Given request → From the entries below, copy every line holding the word "source".

[Entries with figure data]

---+---

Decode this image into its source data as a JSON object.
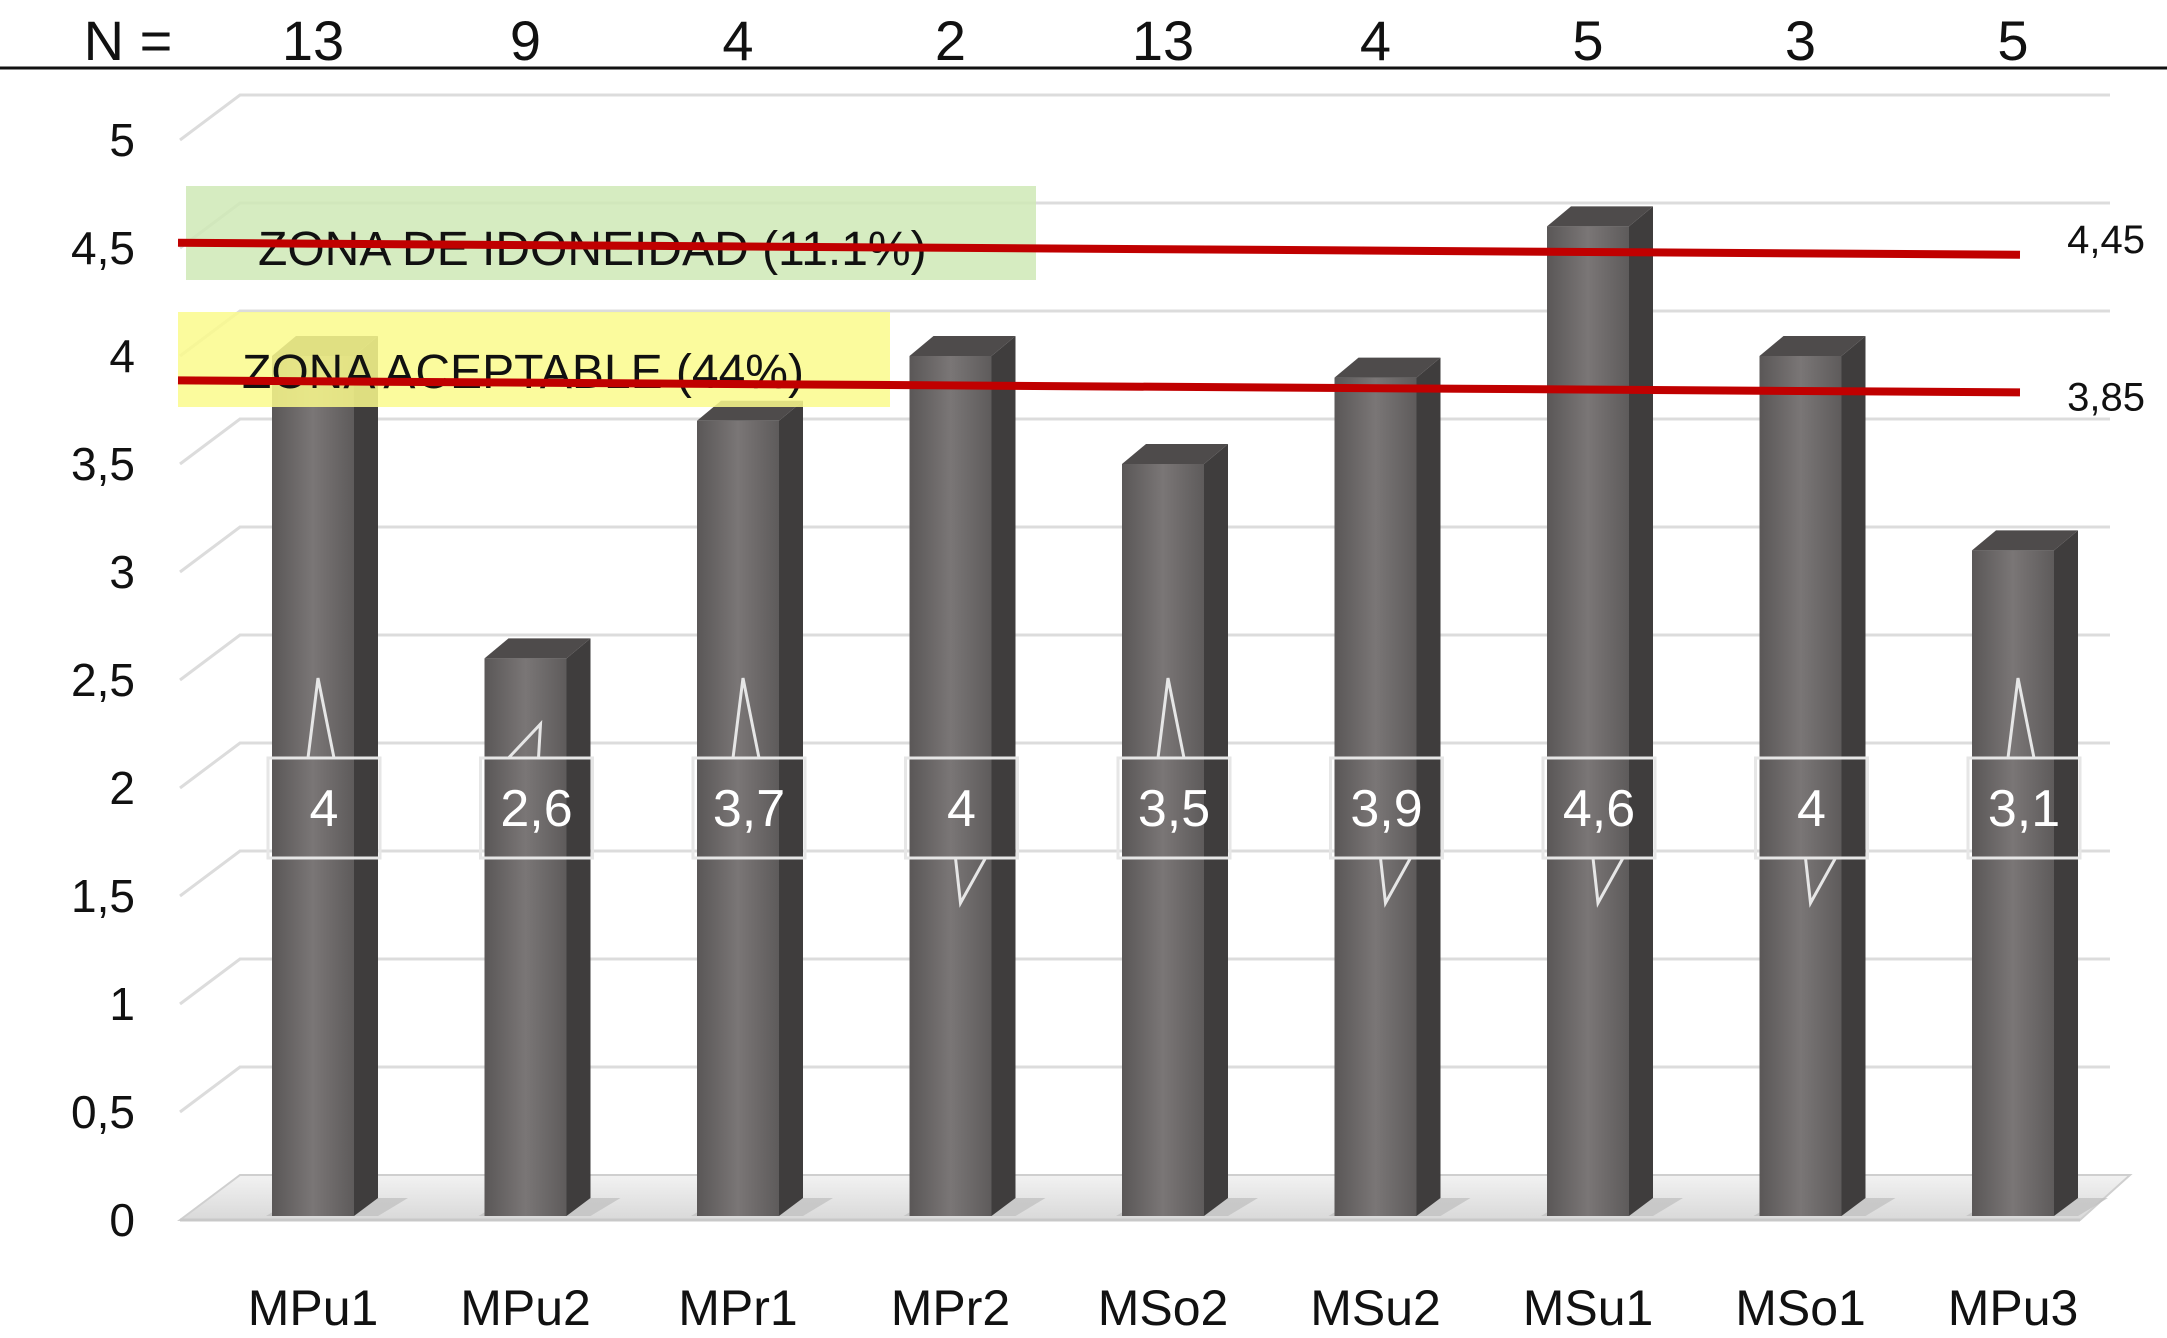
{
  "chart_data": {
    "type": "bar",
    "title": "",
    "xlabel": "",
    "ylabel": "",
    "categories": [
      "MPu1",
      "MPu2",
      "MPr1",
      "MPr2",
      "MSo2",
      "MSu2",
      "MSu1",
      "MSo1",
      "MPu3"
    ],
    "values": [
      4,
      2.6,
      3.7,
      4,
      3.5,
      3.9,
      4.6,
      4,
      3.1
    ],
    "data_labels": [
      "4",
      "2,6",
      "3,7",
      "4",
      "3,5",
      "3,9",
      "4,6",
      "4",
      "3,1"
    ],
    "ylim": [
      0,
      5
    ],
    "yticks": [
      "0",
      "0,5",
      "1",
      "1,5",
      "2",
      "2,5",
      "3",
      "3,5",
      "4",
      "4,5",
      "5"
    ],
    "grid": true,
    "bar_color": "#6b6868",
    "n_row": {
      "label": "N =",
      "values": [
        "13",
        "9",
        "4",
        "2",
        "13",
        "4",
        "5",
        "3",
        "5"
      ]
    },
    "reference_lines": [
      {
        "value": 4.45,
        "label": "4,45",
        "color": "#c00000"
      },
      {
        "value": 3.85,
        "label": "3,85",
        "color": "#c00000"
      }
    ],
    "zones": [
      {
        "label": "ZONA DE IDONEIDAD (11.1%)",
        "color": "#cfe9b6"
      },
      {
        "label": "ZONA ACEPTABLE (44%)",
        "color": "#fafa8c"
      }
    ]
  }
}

---+---

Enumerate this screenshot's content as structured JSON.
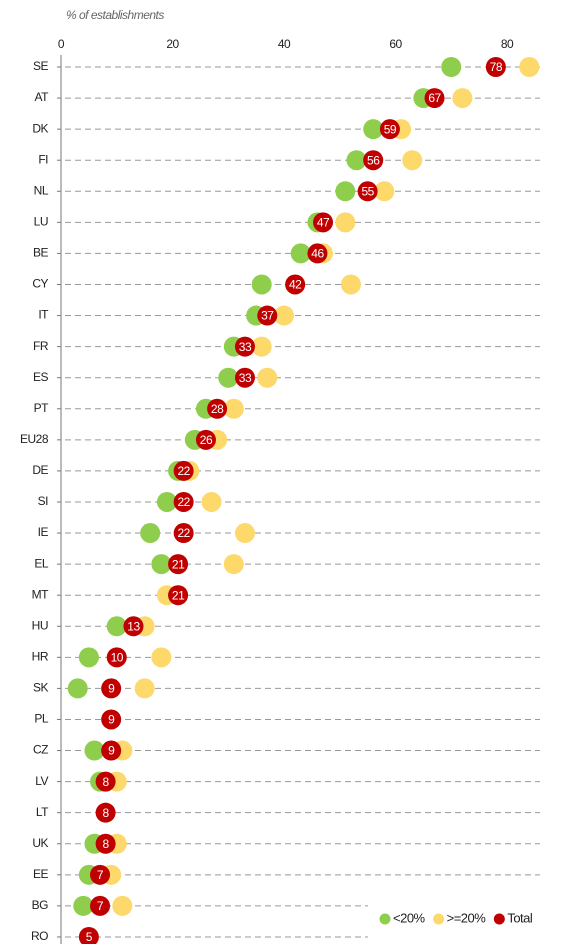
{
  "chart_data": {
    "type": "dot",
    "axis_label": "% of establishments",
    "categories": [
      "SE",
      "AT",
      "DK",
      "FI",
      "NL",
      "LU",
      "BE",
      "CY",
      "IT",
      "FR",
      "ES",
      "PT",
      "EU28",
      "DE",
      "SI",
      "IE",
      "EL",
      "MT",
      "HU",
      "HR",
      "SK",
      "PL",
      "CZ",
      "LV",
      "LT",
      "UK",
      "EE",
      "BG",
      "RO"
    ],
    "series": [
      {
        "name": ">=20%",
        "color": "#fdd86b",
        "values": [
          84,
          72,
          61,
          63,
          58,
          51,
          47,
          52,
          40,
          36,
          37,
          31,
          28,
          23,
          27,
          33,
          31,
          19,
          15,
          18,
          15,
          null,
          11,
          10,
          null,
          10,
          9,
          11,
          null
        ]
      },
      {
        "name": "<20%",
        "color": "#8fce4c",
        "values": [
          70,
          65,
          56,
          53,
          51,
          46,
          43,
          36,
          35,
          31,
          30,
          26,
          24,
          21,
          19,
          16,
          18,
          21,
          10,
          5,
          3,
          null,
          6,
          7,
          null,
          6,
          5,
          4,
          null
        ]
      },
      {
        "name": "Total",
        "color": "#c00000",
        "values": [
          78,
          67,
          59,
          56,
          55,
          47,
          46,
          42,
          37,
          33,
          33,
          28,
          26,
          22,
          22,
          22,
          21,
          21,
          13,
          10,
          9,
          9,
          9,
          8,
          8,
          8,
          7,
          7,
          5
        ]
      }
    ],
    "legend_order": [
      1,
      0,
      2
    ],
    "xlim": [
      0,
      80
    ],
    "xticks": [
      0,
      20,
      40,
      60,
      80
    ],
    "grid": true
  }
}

---+---

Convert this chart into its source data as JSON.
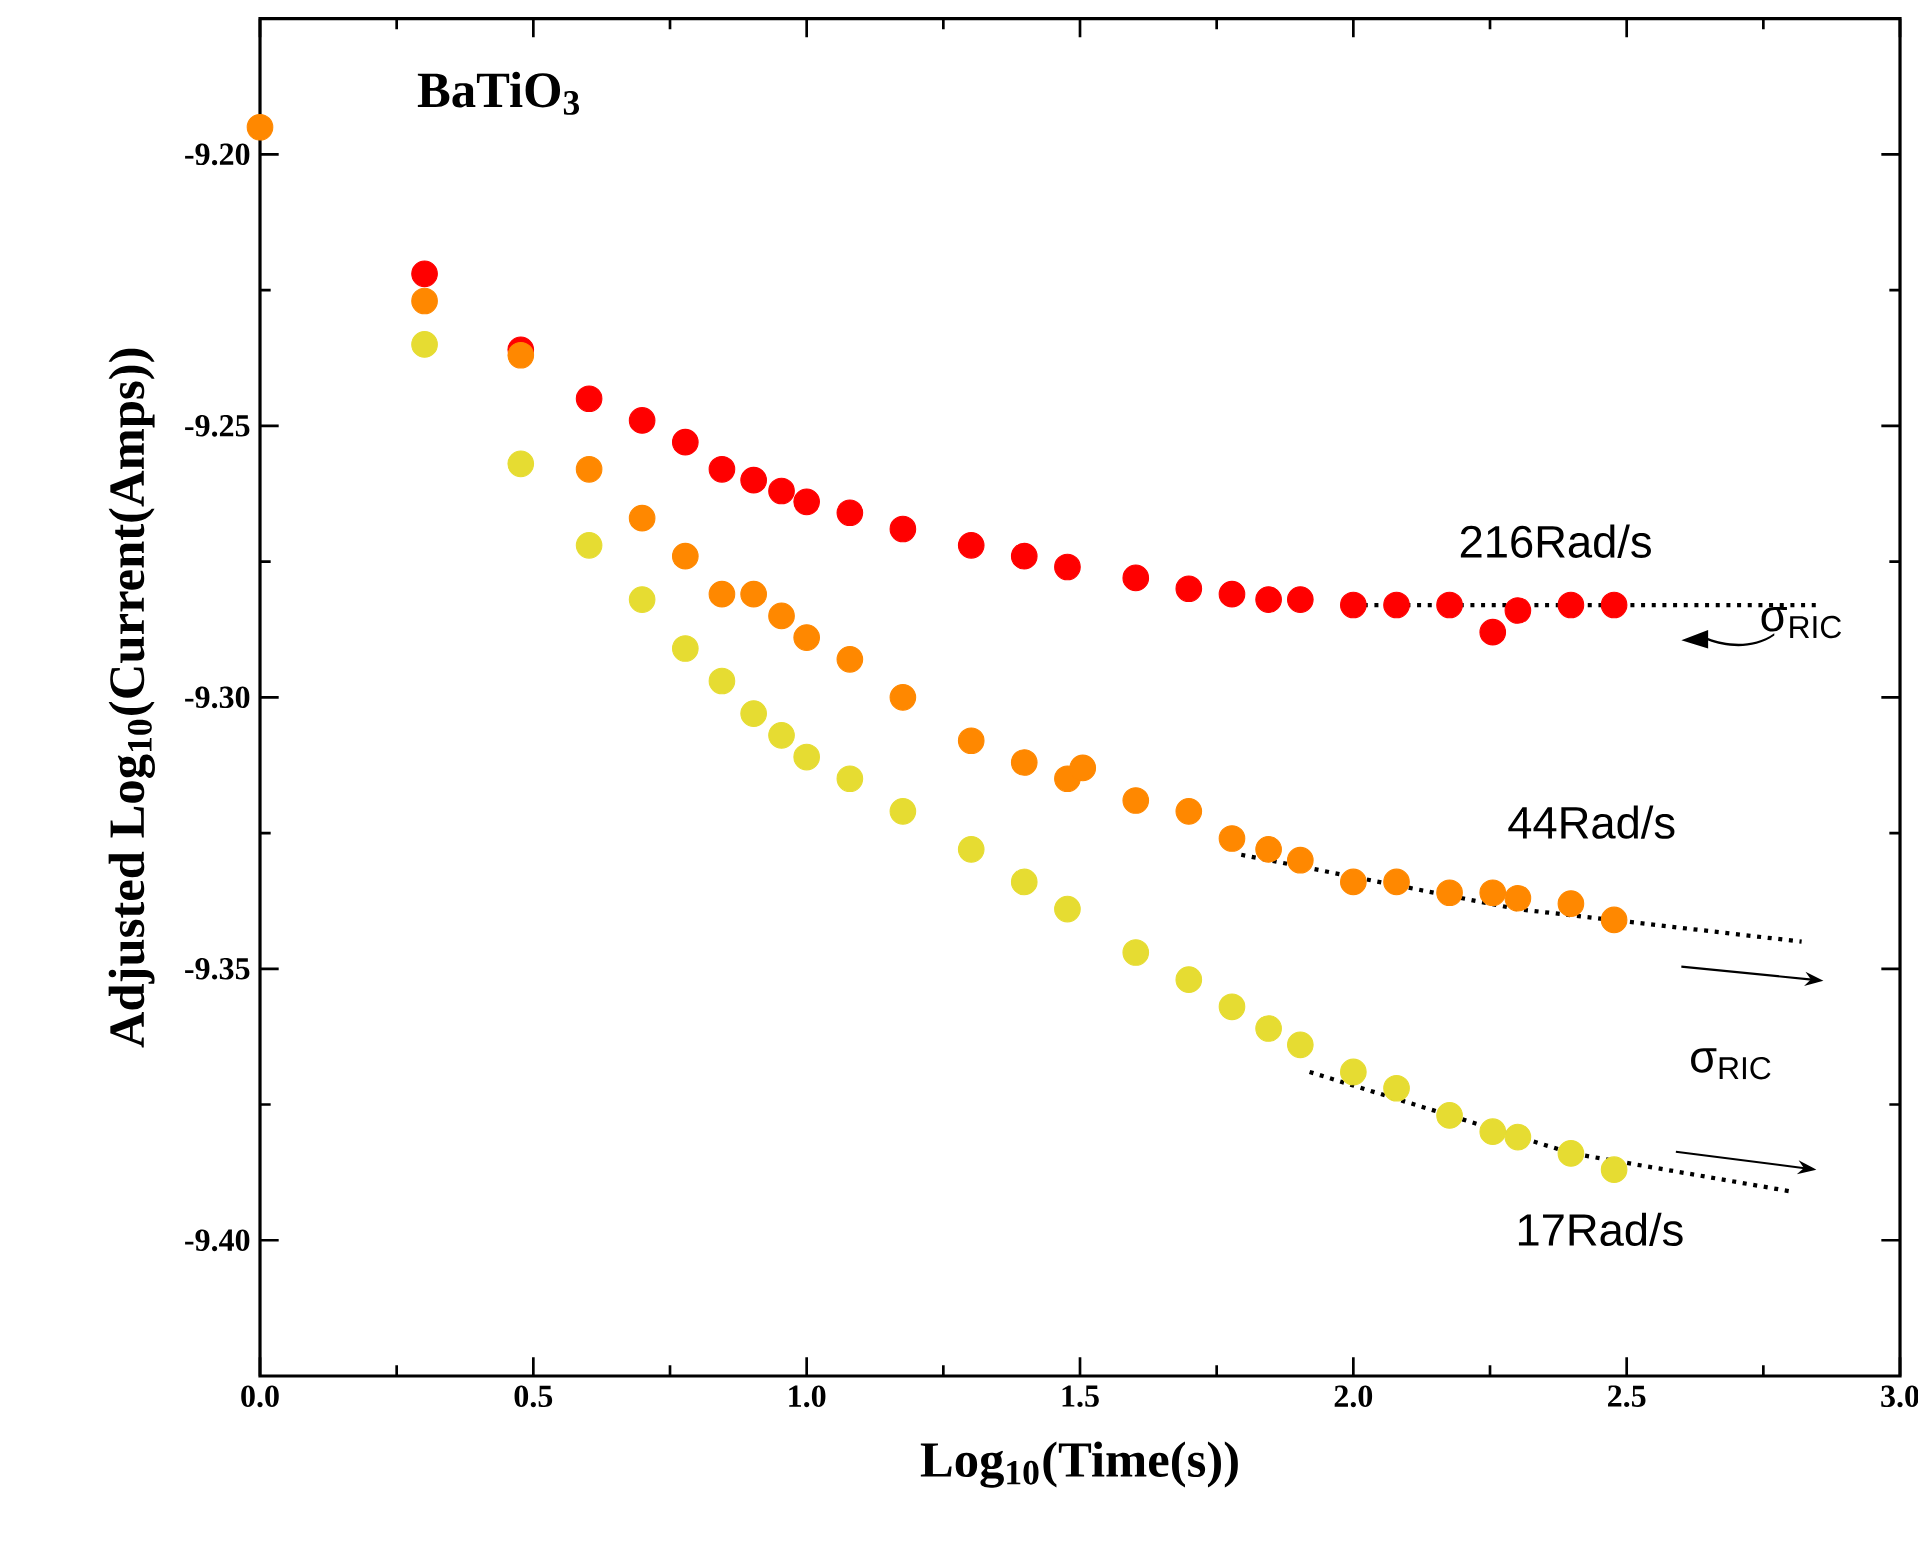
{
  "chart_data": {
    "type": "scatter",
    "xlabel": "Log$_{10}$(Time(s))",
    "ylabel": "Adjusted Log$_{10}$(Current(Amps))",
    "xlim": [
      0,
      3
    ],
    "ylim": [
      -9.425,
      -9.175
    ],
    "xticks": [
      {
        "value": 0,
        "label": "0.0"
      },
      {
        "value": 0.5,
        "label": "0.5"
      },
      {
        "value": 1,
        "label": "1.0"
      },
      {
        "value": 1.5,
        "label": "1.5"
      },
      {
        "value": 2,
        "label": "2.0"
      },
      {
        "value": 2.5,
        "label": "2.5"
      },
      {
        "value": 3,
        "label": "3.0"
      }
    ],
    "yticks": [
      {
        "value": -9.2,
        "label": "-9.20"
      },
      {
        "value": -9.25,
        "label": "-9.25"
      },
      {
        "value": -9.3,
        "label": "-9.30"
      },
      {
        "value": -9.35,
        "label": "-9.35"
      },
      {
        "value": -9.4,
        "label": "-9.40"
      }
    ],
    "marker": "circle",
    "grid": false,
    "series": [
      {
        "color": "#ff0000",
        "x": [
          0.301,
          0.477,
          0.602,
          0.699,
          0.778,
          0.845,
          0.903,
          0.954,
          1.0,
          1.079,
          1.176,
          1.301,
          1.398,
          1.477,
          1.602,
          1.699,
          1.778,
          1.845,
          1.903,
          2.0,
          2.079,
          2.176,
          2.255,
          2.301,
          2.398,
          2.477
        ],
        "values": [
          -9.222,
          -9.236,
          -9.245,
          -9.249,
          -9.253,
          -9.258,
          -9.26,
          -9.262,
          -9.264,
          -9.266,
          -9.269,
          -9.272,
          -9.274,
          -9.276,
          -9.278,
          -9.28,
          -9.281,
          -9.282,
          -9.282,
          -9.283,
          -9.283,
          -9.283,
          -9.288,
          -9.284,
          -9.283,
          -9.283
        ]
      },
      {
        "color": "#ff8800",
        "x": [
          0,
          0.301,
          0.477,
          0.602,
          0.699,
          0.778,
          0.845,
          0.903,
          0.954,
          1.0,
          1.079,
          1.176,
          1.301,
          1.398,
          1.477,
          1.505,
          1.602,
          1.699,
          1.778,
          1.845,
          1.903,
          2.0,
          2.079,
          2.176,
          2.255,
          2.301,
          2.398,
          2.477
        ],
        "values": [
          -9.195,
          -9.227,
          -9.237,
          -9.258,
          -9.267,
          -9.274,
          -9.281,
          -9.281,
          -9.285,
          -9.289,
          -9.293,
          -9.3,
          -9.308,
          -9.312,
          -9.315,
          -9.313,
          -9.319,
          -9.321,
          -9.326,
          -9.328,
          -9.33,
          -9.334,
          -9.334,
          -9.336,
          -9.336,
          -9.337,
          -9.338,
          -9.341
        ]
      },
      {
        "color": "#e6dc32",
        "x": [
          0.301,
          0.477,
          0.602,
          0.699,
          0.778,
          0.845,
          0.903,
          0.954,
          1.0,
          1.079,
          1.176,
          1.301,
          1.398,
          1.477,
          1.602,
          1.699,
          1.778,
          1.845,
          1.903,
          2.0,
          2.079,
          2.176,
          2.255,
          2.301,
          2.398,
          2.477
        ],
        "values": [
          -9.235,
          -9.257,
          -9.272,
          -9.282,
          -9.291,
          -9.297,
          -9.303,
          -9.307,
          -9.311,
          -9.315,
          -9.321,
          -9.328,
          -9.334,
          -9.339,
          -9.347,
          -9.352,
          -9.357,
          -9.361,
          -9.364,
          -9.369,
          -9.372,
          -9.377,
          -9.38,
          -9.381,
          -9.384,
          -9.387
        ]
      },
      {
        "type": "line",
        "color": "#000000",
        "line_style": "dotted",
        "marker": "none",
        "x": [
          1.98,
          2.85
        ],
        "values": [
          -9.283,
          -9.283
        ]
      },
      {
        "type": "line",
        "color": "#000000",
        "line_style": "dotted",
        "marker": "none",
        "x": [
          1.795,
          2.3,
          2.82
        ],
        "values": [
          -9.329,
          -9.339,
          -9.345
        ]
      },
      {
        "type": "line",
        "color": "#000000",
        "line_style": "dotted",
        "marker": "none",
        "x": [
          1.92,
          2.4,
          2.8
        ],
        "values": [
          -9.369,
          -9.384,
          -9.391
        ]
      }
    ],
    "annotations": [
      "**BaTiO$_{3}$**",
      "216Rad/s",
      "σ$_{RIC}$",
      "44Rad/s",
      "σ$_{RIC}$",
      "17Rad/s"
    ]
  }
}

---+---

Written answer →
Decode this image into its source data as a JSON object.
Convert this chart into its source data as JSON.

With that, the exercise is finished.